Short problem - Count lines, not occurrences: give the number of lines holding the word "engins", and nothing besides.

Material to process -
— begin —

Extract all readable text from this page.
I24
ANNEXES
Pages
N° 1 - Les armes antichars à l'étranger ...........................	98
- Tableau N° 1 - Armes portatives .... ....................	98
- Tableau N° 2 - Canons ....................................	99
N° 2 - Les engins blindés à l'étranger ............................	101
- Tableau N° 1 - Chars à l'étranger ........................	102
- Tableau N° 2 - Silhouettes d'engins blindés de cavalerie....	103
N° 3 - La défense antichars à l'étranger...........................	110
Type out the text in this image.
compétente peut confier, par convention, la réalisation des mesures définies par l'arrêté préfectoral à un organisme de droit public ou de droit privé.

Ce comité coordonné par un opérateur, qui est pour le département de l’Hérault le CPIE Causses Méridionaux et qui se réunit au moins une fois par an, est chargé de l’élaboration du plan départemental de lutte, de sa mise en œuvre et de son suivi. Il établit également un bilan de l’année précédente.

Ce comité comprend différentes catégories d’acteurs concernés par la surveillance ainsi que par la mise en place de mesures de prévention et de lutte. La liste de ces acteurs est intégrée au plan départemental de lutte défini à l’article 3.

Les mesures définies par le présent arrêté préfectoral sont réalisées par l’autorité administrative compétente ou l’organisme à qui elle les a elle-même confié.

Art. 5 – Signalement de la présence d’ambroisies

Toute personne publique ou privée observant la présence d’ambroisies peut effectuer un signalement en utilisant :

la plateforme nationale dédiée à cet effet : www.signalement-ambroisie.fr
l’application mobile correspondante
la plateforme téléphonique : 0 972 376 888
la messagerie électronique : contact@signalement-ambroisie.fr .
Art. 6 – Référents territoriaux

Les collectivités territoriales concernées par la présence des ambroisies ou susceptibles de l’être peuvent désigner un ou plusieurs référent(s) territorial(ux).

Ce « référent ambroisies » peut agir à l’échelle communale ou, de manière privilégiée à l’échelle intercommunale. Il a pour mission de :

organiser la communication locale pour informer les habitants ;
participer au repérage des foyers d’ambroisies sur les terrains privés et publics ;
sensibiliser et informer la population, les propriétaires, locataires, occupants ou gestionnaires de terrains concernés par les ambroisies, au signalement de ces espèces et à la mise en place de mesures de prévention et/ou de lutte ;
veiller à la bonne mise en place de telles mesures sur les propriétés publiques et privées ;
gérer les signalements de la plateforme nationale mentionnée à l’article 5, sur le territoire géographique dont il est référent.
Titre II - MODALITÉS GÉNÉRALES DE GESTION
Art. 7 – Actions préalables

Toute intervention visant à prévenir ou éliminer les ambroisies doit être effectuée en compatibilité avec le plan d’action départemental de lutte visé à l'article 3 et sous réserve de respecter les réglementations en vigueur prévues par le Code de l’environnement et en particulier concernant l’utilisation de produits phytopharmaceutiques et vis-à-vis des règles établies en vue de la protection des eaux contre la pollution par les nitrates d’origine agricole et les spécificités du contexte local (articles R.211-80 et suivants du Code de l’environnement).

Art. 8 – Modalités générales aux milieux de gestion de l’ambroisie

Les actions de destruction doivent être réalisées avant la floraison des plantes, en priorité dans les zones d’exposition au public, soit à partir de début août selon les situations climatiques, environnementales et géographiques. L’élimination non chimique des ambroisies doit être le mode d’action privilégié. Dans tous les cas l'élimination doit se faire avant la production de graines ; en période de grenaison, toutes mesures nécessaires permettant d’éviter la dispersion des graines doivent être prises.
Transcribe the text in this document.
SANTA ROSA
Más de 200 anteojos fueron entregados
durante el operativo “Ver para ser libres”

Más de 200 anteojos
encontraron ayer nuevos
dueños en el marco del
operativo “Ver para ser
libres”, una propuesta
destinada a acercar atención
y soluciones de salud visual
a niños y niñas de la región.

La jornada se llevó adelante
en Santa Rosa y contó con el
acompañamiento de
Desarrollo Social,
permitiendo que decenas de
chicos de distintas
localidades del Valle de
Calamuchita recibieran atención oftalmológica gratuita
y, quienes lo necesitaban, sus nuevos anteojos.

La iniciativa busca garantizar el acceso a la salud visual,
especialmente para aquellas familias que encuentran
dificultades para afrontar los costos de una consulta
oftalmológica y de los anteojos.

— end —

Answer in full - 2